▶ **What you will do**
Extract from the listing each line in which the word "data" appears.
══════════
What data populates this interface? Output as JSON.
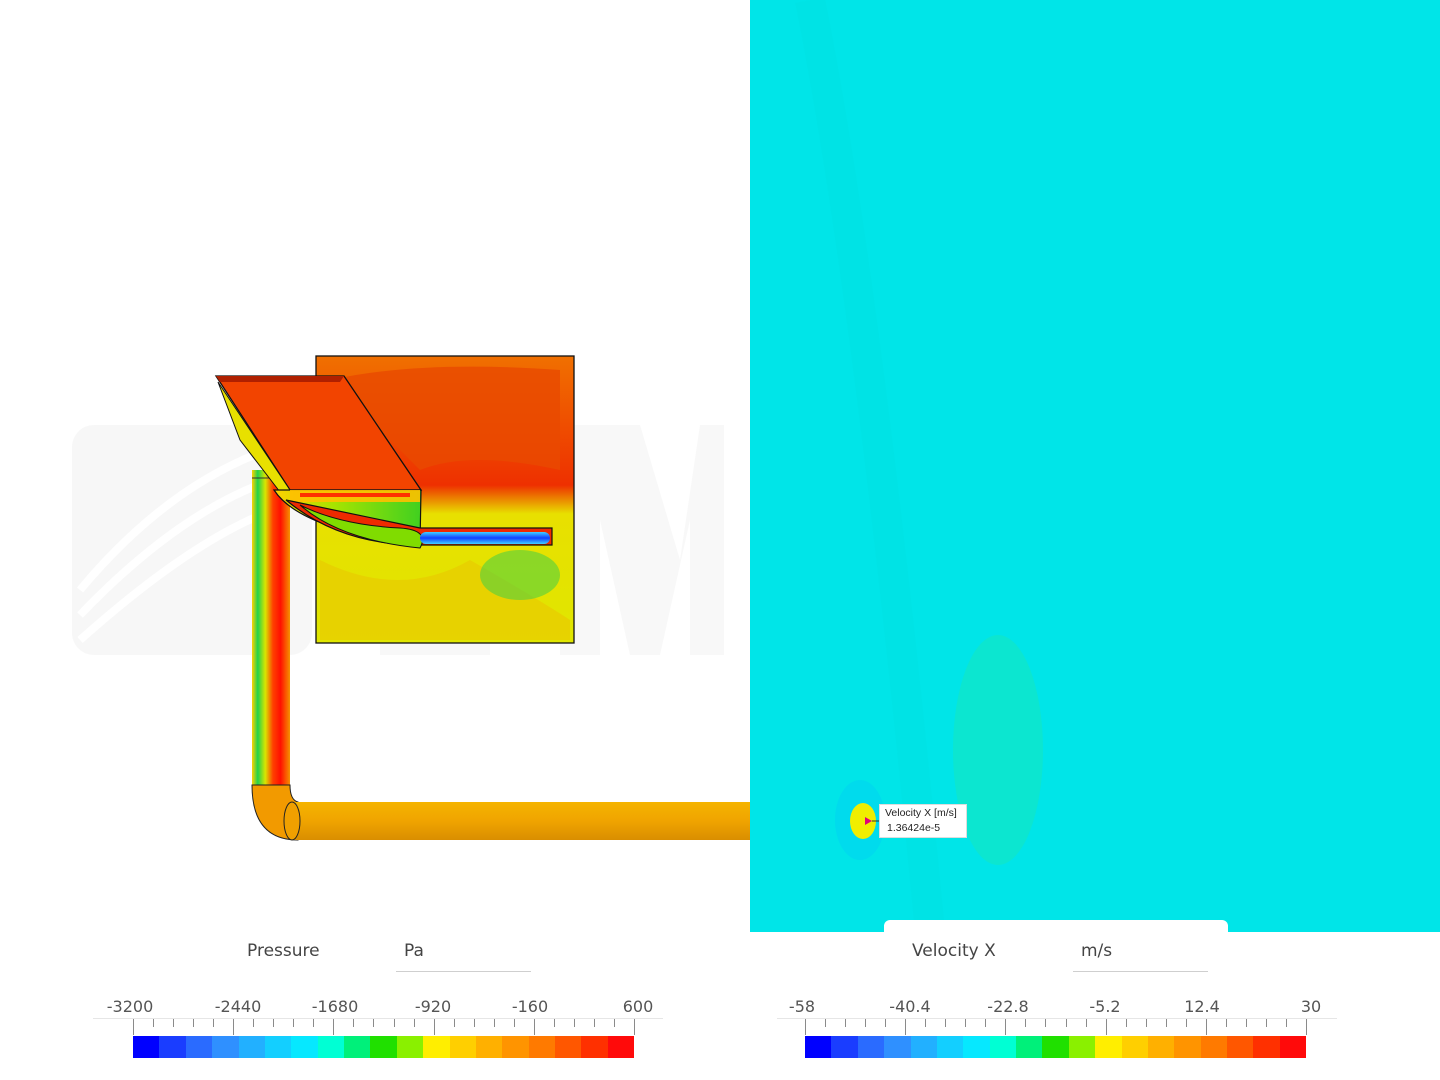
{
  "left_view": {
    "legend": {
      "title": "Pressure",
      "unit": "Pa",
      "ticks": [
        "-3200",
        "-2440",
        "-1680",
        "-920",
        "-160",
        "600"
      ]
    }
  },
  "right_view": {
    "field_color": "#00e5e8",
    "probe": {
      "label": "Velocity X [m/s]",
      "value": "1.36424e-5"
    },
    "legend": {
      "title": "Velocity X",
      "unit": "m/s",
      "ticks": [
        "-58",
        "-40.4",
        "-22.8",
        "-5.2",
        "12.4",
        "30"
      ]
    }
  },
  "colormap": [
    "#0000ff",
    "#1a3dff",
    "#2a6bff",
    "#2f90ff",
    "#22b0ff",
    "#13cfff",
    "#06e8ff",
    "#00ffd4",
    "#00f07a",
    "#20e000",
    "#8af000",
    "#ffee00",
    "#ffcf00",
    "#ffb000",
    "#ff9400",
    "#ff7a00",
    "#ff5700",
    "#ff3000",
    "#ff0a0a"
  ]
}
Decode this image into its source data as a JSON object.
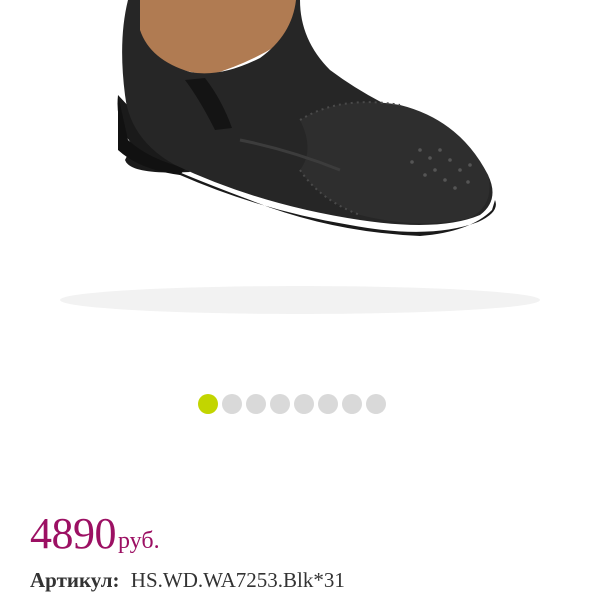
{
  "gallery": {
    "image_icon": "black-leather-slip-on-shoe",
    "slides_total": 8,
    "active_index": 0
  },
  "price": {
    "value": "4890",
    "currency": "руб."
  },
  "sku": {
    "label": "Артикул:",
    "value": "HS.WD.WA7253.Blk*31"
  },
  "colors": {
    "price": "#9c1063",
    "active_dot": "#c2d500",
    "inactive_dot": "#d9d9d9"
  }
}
══════════
▶ **Exercise response**
What data populates this interface? Output as JSON.
Decode this image into its source data as a JSON object.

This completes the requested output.